> **Exercise aim**
Could you give the data below again, exactly and completely?

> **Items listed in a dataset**
____________
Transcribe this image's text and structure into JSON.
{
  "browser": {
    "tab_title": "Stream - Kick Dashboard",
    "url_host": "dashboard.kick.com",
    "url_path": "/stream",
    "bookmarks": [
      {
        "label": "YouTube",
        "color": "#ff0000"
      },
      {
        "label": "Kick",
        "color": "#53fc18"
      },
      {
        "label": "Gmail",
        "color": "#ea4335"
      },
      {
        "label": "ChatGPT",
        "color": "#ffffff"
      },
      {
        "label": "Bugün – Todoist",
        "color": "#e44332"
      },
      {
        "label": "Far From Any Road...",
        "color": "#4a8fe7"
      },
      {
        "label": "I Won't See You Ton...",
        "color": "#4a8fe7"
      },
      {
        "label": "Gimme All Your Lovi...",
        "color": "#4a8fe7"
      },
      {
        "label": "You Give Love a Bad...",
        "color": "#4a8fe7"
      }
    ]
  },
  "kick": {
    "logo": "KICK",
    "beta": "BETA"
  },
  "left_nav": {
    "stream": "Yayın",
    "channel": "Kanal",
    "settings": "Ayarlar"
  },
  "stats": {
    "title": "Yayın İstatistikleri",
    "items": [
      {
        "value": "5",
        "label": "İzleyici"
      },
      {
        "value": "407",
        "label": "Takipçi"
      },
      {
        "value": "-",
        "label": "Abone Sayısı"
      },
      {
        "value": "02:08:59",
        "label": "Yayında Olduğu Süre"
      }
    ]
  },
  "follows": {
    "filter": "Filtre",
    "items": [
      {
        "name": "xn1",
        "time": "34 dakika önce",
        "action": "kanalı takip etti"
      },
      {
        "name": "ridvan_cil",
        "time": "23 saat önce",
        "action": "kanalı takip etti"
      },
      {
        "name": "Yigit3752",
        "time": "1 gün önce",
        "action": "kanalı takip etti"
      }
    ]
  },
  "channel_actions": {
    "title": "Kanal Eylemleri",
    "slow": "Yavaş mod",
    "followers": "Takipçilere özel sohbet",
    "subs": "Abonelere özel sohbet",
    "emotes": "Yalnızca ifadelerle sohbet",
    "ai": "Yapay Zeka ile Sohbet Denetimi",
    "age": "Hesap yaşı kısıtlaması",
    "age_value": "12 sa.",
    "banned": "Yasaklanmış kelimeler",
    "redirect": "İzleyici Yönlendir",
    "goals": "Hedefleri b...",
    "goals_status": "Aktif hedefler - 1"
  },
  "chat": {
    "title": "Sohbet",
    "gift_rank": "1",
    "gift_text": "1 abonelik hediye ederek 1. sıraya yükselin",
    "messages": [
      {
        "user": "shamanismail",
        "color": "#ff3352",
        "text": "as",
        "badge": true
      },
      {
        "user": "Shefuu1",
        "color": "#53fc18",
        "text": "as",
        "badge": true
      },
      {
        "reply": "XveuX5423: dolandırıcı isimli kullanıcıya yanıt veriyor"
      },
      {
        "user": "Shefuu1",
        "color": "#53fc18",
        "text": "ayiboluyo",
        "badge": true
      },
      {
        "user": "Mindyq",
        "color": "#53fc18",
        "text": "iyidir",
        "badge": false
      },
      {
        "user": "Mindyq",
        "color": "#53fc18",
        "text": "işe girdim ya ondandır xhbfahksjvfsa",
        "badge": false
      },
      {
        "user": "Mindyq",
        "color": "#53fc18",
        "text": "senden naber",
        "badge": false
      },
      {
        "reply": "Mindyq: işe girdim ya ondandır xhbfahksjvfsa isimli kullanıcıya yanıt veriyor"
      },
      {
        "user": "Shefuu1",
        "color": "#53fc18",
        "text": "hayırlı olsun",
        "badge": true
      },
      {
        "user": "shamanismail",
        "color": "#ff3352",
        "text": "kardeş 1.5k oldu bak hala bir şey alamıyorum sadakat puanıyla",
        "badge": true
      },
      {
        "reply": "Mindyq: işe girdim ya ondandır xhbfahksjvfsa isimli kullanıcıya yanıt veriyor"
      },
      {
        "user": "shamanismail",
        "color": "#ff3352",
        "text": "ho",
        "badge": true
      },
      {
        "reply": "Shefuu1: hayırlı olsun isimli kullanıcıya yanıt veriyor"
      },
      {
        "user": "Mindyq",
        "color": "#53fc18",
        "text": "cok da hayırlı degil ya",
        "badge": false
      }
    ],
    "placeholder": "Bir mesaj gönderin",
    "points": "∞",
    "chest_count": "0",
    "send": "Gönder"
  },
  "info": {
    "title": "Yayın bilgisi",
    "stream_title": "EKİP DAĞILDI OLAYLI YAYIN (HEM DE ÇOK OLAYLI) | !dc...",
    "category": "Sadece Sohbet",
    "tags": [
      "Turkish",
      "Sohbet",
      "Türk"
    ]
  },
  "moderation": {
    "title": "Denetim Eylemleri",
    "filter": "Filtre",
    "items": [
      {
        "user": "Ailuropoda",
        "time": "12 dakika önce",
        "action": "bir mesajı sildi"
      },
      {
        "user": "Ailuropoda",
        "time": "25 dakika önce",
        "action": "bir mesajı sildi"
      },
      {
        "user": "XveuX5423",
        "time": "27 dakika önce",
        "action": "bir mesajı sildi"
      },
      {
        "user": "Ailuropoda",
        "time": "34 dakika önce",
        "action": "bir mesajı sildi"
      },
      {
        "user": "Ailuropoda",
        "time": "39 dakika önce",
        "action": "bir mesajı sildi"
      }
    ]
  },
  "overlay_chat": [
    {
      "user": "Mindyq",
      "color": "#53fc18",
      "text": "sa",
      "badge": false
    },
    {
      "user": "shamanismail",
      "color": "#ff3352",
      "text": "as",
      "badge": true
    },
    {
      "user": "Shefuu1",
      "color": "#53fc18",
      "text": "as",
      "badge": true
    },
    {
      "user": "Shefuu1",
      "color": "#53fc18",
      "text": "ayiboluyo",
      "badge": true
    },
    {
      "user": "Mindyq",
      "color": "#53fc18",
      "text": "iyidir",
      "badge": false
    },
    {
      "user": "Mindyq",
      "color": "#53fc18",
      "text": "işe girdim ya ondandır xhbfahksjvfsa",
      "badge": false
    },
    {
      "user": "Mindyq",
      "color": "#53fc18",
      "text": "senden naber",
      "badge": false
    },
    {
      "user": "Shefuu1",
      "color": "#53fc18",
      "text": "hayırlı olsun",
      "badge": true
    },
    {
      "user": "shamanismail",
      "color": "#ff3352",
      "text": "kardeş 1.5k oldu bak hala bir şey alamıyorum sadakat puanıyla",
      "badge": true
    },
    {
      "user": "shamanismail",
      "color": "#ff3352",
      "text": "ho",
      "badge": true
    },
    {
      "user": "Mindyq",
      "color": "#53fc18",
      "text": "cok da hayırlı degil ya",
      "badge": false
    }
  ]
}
____________
> **Written answer**
Transcribe this image's text and structure into JSON.
{
  "browser": {
    "tab_title": "Stream - Kick Dashboard",
    "url_host": "dashboard.kick.com",
    "url_path": "/stream",
    "bookmarks": [
      {
        "label": "YouTube",
        "color": "#ff0000"
      },
      {
        "label": "Kick",
        "color": "#53fc18"
      },
      {
        "label": "Gmail",
        "color": "#ea4335"
      },
      {
        "label": "ChatGPT",
        "color": "#ffffff"
      },
      {
        "label": "Bugün – Todoist",
        "color": "#e44332"
      },
      {
        "label": "Far From Any Road...",
        "color": "#4a8fe7"
      },
      {
        "label": "I Won't See You Ton...",
        "color": "#4a8fe7"
      },
      {
        "label": "Gimme All Your Lovi...",
        "color": "#4a8fe7"
      },
      {
        "label": "You Give Love a Bad...",
        "color": "#4a8fe7"
      }
    ]
  },
  "kick": {
    "logo": "KICK",
    "beta": "BETA"
  },
  "left_nav": {
    "stream": "Yayın",
    "channel": "Kanal",
    "settings": "Ayarlar"
  },
  "stats": {
    "title": "Yayın İstatistikleri",
    "items": [
      {
        "value": "5",
        "label": "İzleyici"
      },
      {
        "value": "407",
        "label": "Takipçi"
      },
      {
        "value": "-",
        "label": "Abone Sayısı"
      },
      {
        "value": "02:08:59",
        "label": "Yayında Olduğu Süre"
      }
    ]
  },
  "follows": {
    "filter": "Filtre",
    "items": [
      {
        "name": "xn1",
        "time": "34 dakika önce",
        "action": "kanalı takip etti"
      },
      {
        "name": "ridvan_cil",
        "time": "23 saat önce",
        "action": "kanalı takip etti"
      },
      {
        "name": "Yigit3752",
        "time": "1 gün önce",
        "action": "kanalı takip etti"
      }
    ]
  },
  "channel_actions": {
    "title": "Kanal Eylemleri",
    "slow": "Yavaş mod",
    "followers": "Takipçilere özel sohbet",
    "subs": "Abonelere özel sohbet",
    "emotes": "Yalnızca ifadelerle sohbet",
    "ai": "Yapay Zeka ile Sohbet Denetimi",
    "age": "Hesap yaşı kısıtlaması",
    "age_value": "12 sa.",
    "banned": "Yasaklanmış kelimeler",
    "redirect": "İzleyici Yönlendir",
    "goals": "Hedefleri b...",
    "goals_status": "Aktif hedefler - 1"
  },
  "chat": {
    "title": "Sohbet",
    "gift_rank": "1",
    "gift_text": "1 abonelik hediye ederek 1. sıraya yükselin",
    "messages": [
      {
        "user": "shamanismail",
        "color": "#ff3352",
        "text": "as",
        "badge": true
      },
      {
        "user": "Shefuu1",
        "color": "#53fc18",
        "text": "as",
        "badge": true
      },
      {
        "reply": "XveuX5423: dolandırıcı isimli kullanıcıya yanıt veriyor"
      },
      {
        "user": "Shefuu1",
        "color": "#53fc18",
        "text": "ayiboluyo",
        "badge": true
      },
      {
        "user": "Mindyq",
        "color": "#53fc18",
        "text": "iyidir",
        "badge": false
      },
      {
        "user": "Mindyq",
        "color": "#53fc18",
        "text": "işe girdim ya ondandır xhbfahksjvfsa",
        "badge": false
      },
      {
        "user": "Mindyq",
        "color": "#53fc18",
        "text": "senden naber",
        "badge": false
      },
      {
        "reply": "Mindyq: işe girdim ya ondandır xhbfahksjvfsa isimli kullanıcıya yanıt veriyor"
      },
      {
        "user": "Shefuu1",
        "color": "#53fc18",
        "text": "hayırlı olsun",
        "badge": true
      },
      {
        "user": "shamanismail",
        "color": "#ff3352",
        "text": "kardeş 1.5k oldu bak hala bir şey alamıyorum sadakat puanıyla",
        "badge": true
      },
      {
        "reply": "Mindyq: işe girdim ya ondandır xhbfahksjvfsa isimli kullanıcıya yanıt veriyor"
      },
      {
        "user": "shamanismail",
        "color": "#ff3352",
        "text": "ho",
        "badge": true
      },
      {
        "reply": "Shefuu1: hayırlı olsun isimli kullanıcıya yanıt veriyor"
      },
      {
        "user": "Mindyq",
        "color": "#53fc18",
        "text": "cok da hayırlı degil ya",
        "badge": false
      }
    ],
    "placeholder": "Bir mesaj gönderin",
    "points": "∞",
    "chest_count": "0",
    "send": "Gönder"
  },
  "info": {
    "title": "Yayın bilgisi",
    "stream_title": "EKİP DAĞILDI OLAYLI YAYIN (HEM DE ÇOK OLAYLI) | !dc...",
    "category": "Sadece Sohbet",
    "tags": [
      "Turkish",
      "Sohbet",
      "Türk"
    ]
  },
  "moderation": {
    "title": "Denetim Eylemleri",
    "filter": "Filtre",
    "items": [
      {
        "user": "Ailuropoda",
        "time": "12 dakika önce",
        "action": "bir mesajı sildi"
      },
      {
        "user": "Ailuropoda",
        "time": "25 dakika önce",
        "action": "bir mesajı sildi"
      },
      {
        "user": "XveuX5423",
        "time": "27 dakika önce",
        "action": "bir mesajı sildi"
      },
      {
        "user": "Ailuropoda",
        "time": "34 dakika önce",
        "action": "bir mesajı sildi"
      },
      {
        "user": "Ailuropoda",
        "time": "39 dakika önce",
        "action": "bir mesajı sildi"
      }
    ]
  },
  "overlay_chat": [
    {
      "user": "Mindyq",
      "color": "#53fc18",
      "text": "sa",
      "badge": false
    },
    {
      "user": "shamanismail",
      "color": "#ff3352",
      "text": "as",
      "badge": true
    },
    {
      "user": "Shefuu1",
      "color": "#53fc18",
      "text": "as",
      "badge": true
    },
    {
      "user": "Shefuu1",
      "color": "#53fc18",
      "text": "ayiboluyo",
      "badge": true
    },
    {
      "user": "Mindyq",
      "color": "#53fc18",
      "text": "iyidir",
      "badge": false
    },
    {
      "user": "Mindyq",
      "color": "#53fc18",
      "text": "işe girdim ya ondandır xhbfahksjvfsa",
      "badge": false
    },
    {
      "user": "Mindyq",
      "color": "#53fc18",
      "text": "senden naber",
      "badge": false
    },
    {
      "user": "Shefuu1",
      "color": "#53fc18",
      "text": "hayırlı olsun",
      "badge": true
    },
    {
      "user": "shamanismail",
      "color": "#ff3352",
      "text": "kardeş 1.5k oldu bak hala bir şey alamıyorum sadakat puanıyla",
      "badge": true
    },
    {
      "user": "shamanismail",
      "color": "#ff3352",
      "text": "ho",
      "badge": true
    },
    {
      "user": "Mindyq",
      "color": "#53fc18",
      "text": "cok da hayırlı degil ya",
      "badge": false
    }
  ]
}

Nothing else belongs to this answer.